• **Task to carry out**
Return the lines below that carry the word "title".

┏━━

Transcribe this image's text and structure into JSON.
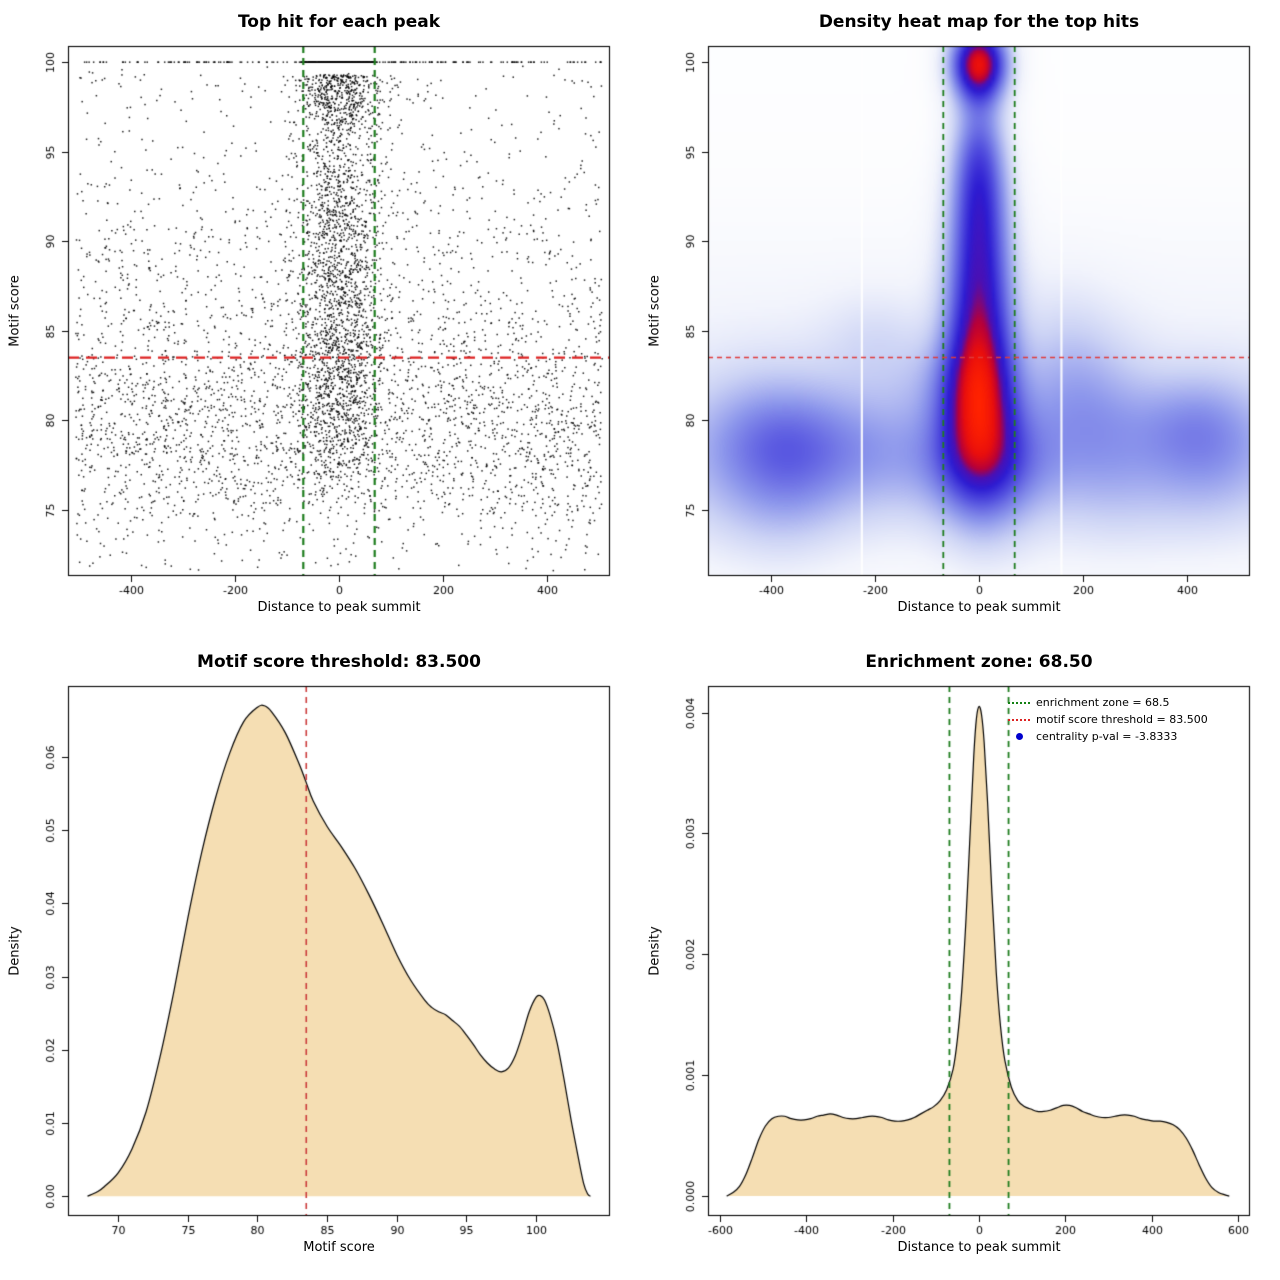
{
  "figure": {
    "background": "#ffffff"
  },
  "chart_data": [
    {
      "type": "scatter",
      "title": "Top hit for each peak",
      "xlabel": "Distance to peak summit",
      "ylabel": "Motif score",
      "xlim": [
        -520,
        520
      ],
      "ylim": [
        71.3,
        100.9
      ],
      "xticks": [
        -400,
        -200,
        0,
        200,
        400
      ],
      "yticks": [
        75,
        80,
        85,
        90,
        95,
        100
      ],
      "point_color": "#000000",
      "zone_lines": {
        "x": [
          -68.5,
          68.5
        ],
        "color": "#1e7d1e",
        "width": 2.2,
        "dash": [
          7,
          5
        ]
      },
      "threshold_line": {
        "y": 83.5,
        "color": "#dd2222",
        "width": 2.2,
        "dash": [
          11,
          7
        ]
      },
      "model": {
        "seed": 42,
        "y_min": 71.6,
        "y_max": 100,
        "background": {
          "n": 3600,
          "x_range": [
            -505,
            505
          ],
          "mix": [
            {
              "p": 0.55,
              "mu": 79,
              "sd": 3.2
            },
            {
              "p": 0.3,
              "mu": 84.5,
              "sd": 4.5
            },
            {
              "p": 0.12,
              "mu": 92,
              "sd": 4.0
            },
            {
              "p": 0.03,
              "near100": true,
              "sd": 1.5
            }
          ]
        },
        "central": {
          "n": 2600,
          "x_sd": 42,
          "mix": [
            {
              "p": 0.3,
              "mu": 82,
              "sd": 3.2
            },
            {
              "p": 0.3,
              "mu": 88,
              "sd": 3.5
            },
            {
              "p": 0.12,
              "mu": 93,
              "sd": 2.5
            },
            {
              "p": 0.28,
              "near100": true,
              "sd": 2.2
            }
          ]
        },
        "top_row_zone": {
          "n": 240,
          "x_range": [
            -68,
            68
          ]
        },
        "top_row_all": {
          "n": 110,
          "x_range": [
            -505,
            505
          ]
        }
      }
    },
    {
      "type": "heatmap",
      "title": "Density heat map for the top hits",
      "xlabel": "Distance to peak summit",
      "ylabel": "Motif score",
      "xlim": [
        -520,
        520
      ],
      "ylim": [
        71.3,
        100.9
      ],
      "xticks": [
        -400,
        -200,
        0,
        200,
        400
      ],
      "yticks": [
        75,
        80,
        85,
        90,
        95,
        100
      ],
      "zone_lines": {
        "x": [
          -68.5,
          68.5
        ],
        "color": "#1e7d1e",
        "width": 1.8,
        "dash": [
          6,
          5
        ]
      },
      "threshold_line": {
        "y": 83.5,
        "color": "#e03b3b",
        "width": 1.5,
        "dash": [
          5,
          4
        ]
      },
      "artifact_lines_x": [
        -225,
        158
      ],
      "colormap": [
        [
          0.0,
          "#ffffff"
        ],
        [
          0.06,
          "#f2f4fc"
        ],
        [
          0.16,
          "#ccd3f5"
        ],
        [
          0.3,
          "#8d97ec"
        ],
        [
          0.46,
          "#5553e0"
        ],
        [
          0.6,
          "#2d1cd2"
        ],
        [
          0.7,
          "#4a10b5"
        ],
        [
          0.78,
          "#b4003c"
        ],
        [
          0.88,
          "#e80e0e"
        ],
        [
          1.0,
          "#ff2200"
        ]
      ],
      "model": {
        "seed": 11,
        "column": {
          "sd_x_base": 36,
          "sd_x_slope": 0.75,
          "ref_y": 96,
          "components": [
            {
              "mu": 81.5,
              "sd": 3.8,
              "a": 1.2
            },
            {
              "mu": 89,
              "sd": 3.8,
              "a": 0.85
            },
            {
              "mu": 94.5,
              "sd": 3.0,
              "a": 0.6
            },
            {
              "mu": 100,
              "sd": 1.4,
              "a": 1.45
            }
          ]
        },
        "band": [
          {
            "mu": 77.5,
            "sd": 3.4,
            "a": 0.2
          },
          {
            "mu": 84,
            "sd": 5.0,
            "a": 0.08
          }
        ],
        "floor": 0.013,
        "blobs": {
          "n": 16,
          "y_mu": 78,
          "amp": [
            0.08,
            0.22
          ],
          "sx": [
            45,
            115
          ],
          "sy": [
            1.6,
            4.2
          ]
        }
      }
    },
    {
      "type": "area",
      "title": "Motif score threshold: 83.500",
      "xlabel": "Motif score",
      "ylabel": "Density",
      "xlim": [
        66.4,
        105.3
      ],
      "ylim": [
        -0.0027,
        0.0697
      ],
      "xticks": [
        70,
        75,
        80,
        85,
        90,
        95,
        100
      ],
      "yticks": [
        0,
        0.01,
        0.02,
        0.03,
        0.04,
        0.05,
        0.06
      ],
      "ytick_labels": [
        "0.00",
        "0.01",
        "0.02",
        "0.03",
        "0.04",
        "0.05",
        "0.06"
      ],
      "fill": "#f5deb3",
      "stroke": "#000000",
      "vlines": [
        {
          "x": 83.5,
          "color": "#cc3b3b",
          "width": 1.6,
          "dash": [
            6,
            5
          ]
        }
      ],
      "x": [
        67.8,
        68.5,
        69,
        70,
        71,
        72,
        73,
        74,
        75,
        76,
        77,
        78,
        79,
        80,
        80.5,
        81,
        82,
        83,
        83.5,
        84,
        85,
        86,
        87,
        88,
        89,
        90,
        91,
        92,
        92.5,
        93,
        93.5,
        94,
        94.5,
        95,
        95.5,
        96,
        96.5,
        97,
        97.5,
        98,
        98.5,
        99,
        99.5,
        100,
        100.3,
        100.6,
        101,
        101.5,
        102,
        102.5,
        103,
        103.4,
        103.7,
        103.9
      ],
      "y": [
        0.0,
        0.0006,
        0.0013,
        0.0032,
        0.0065,
        0.0115,
        0.019,
        0.028,
        0.038,
        0.047,
        0.0545,
        0.0605,
        0.0648,
        0.0668,
        0.067,
        0.0662,
        0.0633,
        0.059,
        0.0565,
        0.054,
        0.0505,
        0.0478,
        0.0448,
        0.0412,
        0.0372,
        0.033,
        0.0295,
        0.0268,
        0.0258,
        0.0252,
        0.0248,
        0.024,
        0.0232,
        0.022,
        0.0207,
        0.0193,
        0.0182,
        0.0174,
        0.017,
        0.0175,
        0.0192,
        0.022,
        0.0252,
        0.0272,
        0.0274,
        0.0268,
        0.0247,
        0.021,
        0.016,
        0.0105,
        0.0055,
        0.0018,
        0.0003,
        0.0
      ]
    },
    {
      "type": "area",
      "title": "Enrichment zone: 68.50",
      "xlabel": "Distance to peak summit",
      "ylabel": "Density",
      "xlim": [
        -628,
        628
      ],
      "ylim": [
        -0.000165,
        0.00422
      ],
      "xticks": [
        -600,
        -400,
        -200,
        0,
        200,
        400,
        600
      ],
      "yticks": [
        0,
        0.001,
        0.002,
        0.003,
        0.004
      ],
      "ytick_labels": [
        "0.000",
        "0.001",
        "0.002",
        "0.003",
        "0.004"
      ],
      "fill": "#f5deb3",
      "stroke": "#000000",
      "vlines": [
        {
          "x": -68.5,
          "color": "#1e7d1e",
          "width": 1.8,
          "dash": [
            6,
            5
          ]
        },
        {
          "x": 68.5,
          "color": "#1e7d1e",
          "width": 1.8,
          "dash": [
            6,
            5
          ]
        }
      ],
      "legend": [
        {
          "glyph": "dotted-line",
          "color": "#128012",
          "label": "enrichment zone = 68.5"
        },
        {
          "glyph": "dotted-line",
          "color": "#dd2222",
          "label": "motif score threshold = 83.500"
        },
        {
          "glyph": "dot",
          "color": "#0000cd",
          "label": "centrality p-val = -3.8333"
        }
      ],
      "x": [
        -585,
        -570,
        -555,
        -540,
        -525,
        -510,
        -495,
        -480,
        -465,
        -450,
        -435,
        -420,
        -405,
        -390,
        -375,
        -360,
        -345,
        -330,
        -315,
        -300,
        -285,
        -270,
        -255,
        -240,
        -225,
        -210,
        -195,
        -180,
        -165,
        -150,
        -135,
        -120,
        -105,
        -90,
        -75,
        -60,
        -50,
        -40,
        -30,
        -20,
        -12,
        -6,
        0,
        6,
        12,
        20,
        30,
        40,
        50,
        60,
        75,
        90,
        105,
        120,
        135,
        150,
        165,
        180,
        195,
        210,
        225,
        240,
        255,
        270,
        285,
        300,
        315,
        330,
        345,
        360,
        375,
        390,
        405,
        420,
        435,
        450,
        465,
        480,
        495,
        510,
        525,
        540,
        555,
        570,
        580
      ],
      "y": [
        0.0,
        3e-05,
        8e-05,
        0.00018,
        0.00032,
        0.00047,
        0.00058,
        0.00064,
        0.00066,
        0.00066,
        0.00064,
        0.00063,
        0.00063,
        0.00064,
        0.00066,
        0.00067,
        0.00068,
        0.00067,
        0.00065,
        0.00064,
        0.00064,
        0.00065,
        0.00066,
        0.00066,
        0.00065,
        0.00063,
        0.00062,
        0.00062,
        0.00063,
        0.00065,
        0.00068,
        0.00071,
        0.00074,
        0.00079,
        0.00088,
        0.00105,
        0.0013,
        0.0017,
        0.0023,
        0.00305,
        0.00365,
        0.00395,
        0.00405,
        0.00398,
        0.00375,
        0.00325,
        0.0025,
        0.00185,
        0.0014,
        0.00112,
        0.0009,
        0.00079,
        0.00074,
        0.00072,
        0.0007,
        0.0007,
        0.00071,
        0.00073,
        0.00075,
        0.00075,
        0.00073,
        0.0007,
        0.00068,
        0.00066,
        0.00065,
        0.00065,
        0.00066,
        0.00067,
        0.00067,
        0.00066,
        0.00064,
        0.00063,
        0.00062,
        0.00062,
        0.00061,
        0.00059,
        0.00055,
        0.00048,
        0.00038,
        0.00026,
        0.00015,
        7e-05,
        3e-05,
        1e-05,
        0.0
      ]
    }
  ]
}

┗━━

• **Task result**
      "title": "Top hit for each peak",
      "title": "Density heat map for the top hits",
      "title": "Motif score threshold: 83.500",
      "title": "Enrichment zone: 68.50",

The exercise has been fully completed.